__Given exercise__:
Make an exact copy of the entries below with the pictures removed.
## begin Data records
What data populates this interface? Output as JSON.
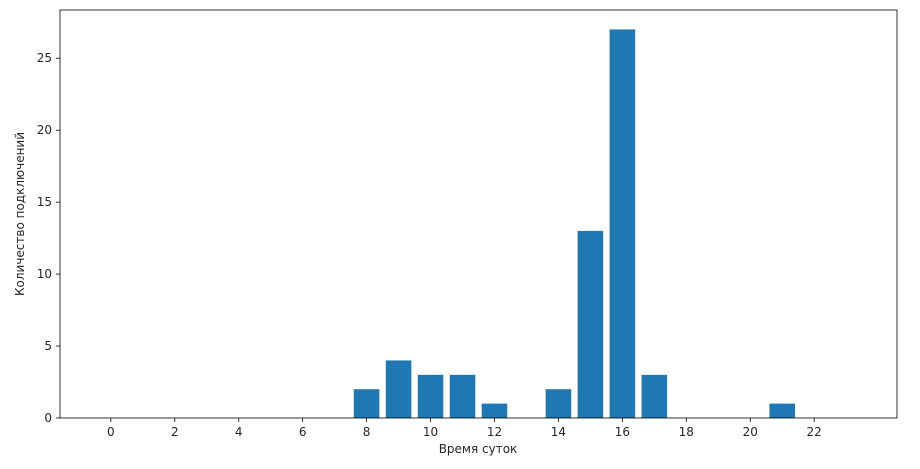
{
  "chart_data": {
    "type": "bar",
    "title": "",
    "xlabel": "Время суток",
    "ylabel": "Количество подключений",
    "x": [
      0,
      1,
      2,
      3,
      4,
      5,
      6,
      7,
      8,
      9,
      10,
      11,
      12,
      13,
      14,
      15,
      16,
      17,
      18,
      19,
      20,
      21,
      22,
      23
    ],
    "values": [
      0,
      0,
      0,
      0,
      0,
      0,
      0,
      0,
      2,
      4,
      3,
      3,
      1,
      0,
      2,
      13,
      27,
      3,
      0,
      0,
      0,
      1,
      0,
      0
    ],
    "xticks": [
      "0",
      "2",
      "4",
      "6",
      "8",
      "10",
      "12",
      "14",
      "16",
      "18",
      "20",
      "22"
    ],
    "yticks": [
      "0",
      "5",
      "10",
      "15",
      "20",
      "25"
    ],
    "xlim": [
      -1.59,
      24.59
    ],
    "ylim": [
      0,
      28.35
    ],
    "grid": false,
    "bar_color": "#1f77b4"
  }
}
## end Data records
__Written solution__:
What data populates this interface? Output as JSON.
{
  "chart_data": {
    "type": "bar",
    "title": "",
    "xlabel": "Время суток",
    "ylabel": "Количество подключений",
    "x": [
      0,
      1,
      2,
      3,
      4,
      5,
      6,
      7,
      8,
      9,
      10,
      11,
      12,
      13,
      14,
      15,
      16,
      17,
      18,
      19,
      20,
      21,
      22,
      23
    ],
    "values": [
      0,
      0,
      0,
      0,
      0,
      0,
      0,
      0,
      2,
      4,
      3,
      3,
      1,
      0,
      2,
      13,
      27,
      3,
      0,
      0,
      0,
      1,
      0,
      0
    ],
    "xticks": [
      "0",
      "2",
      "4",
      "6",
      "8",
      "10",
      "12",
      "14",
      "16",
      "18",
      "20",
      "22"
    ],
    "yticks": [
      "0",
      "5",
      "10",
      "15",
      "20",
      "25"
    ],
    "xlim": [
      -1.59,
      24.59
    ],
    "ylim": [
      0,
      28.35
    ],
    "grid": false,
    "bar_color": "#1f77b4"
  }
}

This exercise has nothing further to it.